(Records)
+++

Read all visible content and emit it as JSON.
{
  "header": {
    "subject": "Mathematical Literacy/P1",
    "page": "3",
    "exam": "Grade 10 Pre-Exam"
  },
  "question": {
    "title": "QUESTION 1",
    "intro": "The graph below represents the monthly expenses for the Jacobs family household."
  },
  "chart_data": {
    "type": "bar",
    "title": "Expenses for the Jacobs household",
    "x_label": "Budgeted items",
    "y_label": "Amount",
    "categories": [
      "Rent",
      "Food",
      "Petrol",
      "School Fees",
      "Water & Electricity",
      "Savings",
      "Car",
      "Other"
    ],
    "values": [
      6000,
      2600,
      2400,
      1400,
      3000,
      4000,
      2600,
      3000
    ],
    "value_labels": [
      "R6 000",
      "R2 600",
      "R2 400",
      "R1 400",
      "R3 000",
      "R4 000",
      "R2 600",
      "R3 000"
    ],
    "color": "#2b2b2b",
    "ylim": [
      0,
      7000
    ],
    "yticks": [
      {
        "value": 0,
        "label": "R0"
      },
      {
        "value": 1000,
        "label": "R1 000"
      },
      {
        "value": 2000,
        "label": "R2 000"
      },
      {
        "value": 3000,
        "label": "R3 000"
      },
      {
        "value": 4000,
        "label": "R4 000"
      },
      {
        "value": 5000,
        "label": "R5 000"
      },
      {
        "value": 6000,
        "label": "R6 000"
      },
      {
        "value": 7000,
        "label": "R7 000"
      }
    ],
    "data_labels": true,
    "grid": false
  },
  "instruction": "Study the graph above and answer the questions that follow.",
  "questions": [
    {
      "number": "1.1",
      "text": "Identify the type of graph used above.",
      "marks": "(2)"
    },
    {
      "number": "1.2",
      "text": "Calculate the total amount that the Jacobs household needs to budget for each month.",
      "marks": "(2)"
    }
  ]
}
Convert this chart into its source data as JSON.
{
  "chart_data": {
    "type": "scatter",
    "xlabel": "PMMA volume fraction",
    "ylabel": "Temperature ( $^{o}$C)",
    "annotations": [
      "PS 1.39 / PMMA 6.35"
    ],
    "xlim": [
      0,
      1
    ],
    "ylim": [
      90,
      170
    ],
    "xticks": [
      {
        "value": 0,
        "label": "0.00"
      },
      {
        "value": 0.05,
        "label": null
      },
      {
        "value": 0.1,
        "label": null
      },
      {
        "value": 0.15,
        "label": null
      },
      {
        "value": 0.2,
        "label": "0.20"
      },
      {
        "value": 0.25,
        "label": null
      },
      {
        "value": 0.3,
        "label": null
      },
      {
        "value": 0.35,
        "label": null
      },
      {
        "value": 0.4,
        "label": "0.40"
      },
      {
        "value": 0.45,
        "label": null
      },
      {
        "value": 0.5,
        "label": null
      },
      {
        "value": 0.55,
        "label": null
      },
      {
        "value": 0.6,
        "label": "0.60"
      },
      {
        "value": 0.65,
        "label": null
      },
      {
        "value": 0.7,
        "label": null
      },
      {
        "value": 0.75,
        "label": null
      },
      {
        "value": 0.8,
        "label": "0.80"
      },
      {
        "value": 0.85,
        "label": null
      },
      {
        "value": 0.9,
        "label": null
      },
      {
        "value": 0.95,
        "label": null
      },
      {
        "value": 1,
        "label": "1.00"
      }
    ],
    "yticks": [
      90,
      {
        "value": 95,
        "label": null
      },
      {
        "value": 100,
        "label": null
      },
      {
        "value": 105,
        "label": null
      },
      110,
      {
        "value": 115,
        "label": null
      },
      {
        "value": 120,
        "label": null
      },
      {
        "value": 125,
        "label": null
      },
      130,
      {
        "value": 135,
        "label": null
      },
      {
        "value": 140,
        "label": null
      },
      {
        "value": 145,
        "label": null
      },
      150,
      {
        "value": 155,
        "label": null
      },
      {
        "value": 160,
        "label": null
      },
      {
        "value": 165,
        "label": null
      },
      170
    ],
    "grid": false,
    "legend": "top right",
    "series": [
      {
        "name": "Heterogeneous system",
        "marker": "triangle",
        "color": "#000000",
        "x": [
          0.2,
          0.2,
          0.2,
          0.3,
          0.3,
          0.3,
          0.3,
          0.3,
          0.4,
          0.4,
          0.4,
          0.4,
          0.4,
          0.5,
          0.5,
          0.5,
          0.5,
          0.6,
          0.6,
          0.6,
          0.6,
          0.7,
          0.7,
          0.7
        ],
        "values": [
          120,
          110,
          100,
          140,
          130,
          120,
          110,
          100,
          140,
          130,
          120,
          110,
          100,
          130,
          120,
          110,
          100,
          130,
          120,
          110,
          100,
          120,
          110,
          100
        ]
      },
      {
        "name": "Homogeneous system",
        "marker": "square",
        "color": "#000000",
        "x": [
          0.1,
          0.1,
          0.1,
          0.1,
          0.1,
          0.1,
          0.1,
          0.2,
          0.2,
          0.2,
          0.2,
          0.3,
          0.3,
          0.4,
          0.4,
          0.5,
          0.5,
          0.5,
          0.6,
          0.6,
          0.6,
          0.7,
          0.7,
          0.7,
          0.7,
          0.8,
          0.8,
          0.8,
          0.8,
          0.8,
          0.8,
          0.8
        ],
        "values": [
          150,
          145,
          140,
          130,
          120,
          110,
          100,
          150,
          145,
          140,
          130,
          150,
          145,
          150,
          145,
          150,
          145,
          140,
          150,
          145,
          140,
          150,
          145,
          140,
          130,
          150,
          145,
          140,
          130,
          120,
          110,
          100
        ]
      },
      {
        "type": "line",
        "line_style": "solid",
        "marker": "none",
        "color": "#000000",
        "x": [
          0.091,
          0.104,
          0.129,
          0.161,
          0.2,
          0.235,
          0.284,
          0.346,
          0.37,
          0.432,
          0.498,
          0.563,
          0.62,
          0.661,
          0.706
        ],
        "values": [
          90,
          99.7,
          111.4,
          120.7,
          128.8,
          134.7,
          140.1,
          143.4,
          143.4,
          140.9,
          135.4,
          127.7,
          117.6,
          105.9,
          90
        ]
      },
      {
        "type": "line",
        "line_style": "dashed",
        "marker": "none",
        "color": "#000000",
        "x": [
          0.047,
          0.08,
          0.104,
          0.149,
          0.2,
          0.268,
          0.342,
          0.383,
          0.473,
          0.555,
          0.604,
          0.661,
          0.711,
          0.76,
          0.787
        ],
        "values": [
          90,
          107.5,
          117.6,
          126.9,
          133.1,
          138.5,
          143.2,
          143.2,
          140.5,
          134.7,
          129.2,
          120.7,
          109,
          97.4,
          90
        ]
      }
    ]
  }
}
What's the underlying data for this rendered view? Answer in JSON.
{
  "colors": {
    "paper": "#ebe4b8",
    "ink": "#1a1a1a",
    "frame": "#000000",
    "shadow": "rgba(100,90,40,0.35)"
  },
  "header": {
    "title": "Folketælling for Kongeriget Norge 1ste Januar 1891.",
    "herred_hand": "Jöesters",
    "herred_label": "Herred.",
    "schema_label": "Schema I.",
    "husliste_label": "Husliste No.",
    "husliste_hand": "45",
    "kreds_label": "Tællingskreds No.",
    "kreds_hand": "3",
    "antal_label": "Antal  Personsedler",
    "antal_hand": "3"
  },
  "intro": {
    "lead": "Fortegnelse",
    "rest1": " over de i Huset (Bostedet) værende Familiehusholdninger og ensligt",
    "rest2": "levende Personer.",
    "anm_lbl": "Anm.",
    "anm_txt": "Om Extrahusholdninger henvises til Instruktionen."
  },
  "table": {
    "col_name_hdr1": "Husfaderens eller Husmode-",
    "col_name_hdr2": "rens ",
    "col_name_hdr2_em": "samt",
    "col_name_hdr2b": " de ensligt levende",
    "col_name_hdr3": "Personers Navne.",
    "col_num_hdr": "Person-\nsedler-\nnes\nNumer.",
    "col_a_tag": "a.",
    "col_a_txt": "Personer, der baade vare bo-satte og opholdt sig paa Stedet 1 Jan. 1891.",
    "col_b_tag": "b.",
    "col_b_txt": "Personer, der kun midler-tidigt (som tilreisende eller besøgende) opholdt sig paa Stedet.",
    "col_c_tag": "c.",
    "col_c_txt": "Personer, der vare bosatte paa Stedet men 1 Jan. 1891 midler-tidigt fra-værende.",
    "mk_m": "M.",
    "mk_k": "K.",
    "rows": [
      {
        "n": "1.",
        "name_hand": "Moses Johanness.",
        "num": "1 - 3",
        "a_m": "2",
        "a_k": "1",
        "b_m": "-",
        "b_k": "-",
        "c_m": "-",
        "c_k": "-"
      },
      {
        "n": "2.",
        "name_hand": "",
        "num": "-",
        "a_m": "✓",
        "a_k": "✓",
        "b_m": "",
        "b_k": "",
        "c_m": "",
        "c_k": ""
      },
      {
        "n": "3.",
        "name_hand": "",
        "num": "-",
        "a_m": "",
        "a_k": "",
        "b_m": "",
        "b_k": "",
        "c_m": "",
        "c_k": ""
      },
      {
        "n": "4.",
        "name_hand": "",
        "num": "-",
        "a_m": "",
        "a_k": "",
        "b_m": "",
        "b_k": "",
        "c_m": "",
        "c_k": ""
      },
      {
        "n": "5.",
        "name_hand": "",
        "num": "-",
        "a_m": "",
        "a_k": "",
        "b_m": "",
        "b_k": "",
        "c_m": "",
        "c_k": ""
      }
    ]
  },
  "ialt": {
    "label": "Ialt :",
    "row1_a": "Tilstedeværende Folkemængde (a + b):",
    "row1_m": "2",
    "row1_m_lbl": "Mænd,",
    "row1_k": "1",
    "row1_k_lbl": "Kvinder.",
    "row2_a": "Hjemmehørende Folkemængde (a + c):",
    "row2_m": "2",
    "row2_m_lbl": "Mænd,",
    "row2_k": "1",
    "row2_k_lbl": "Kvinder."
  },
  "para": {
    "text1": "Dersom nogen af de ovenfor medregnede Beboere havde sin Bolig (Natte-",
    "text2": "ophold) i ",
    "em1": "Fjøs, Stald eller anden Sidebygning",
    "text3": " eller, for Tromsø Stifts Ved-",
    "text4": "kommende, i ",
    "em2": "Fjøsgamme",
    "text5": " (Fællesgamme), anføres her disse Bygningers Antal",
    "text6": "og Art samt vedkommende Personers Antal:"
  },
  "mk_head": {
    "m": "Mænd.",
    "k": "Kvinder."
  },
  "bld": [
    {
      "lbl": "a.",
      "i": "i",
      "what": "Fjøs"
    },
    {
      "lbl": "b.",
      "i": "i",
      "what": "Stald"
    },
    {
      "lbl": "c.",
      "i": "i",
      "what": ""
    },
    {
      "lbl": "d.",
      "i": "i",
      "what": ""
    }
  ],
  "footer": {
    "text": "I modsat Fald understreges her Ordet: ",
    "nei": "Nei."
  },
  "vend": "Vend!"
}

+++

GIVEN EXERCISE: In the lines above, locate the string "questions". Copy every line where it occurs.

WORKED SOLUTION:
  "instruction": "Study the graph above and answer the questions that follow.",
  "questions": [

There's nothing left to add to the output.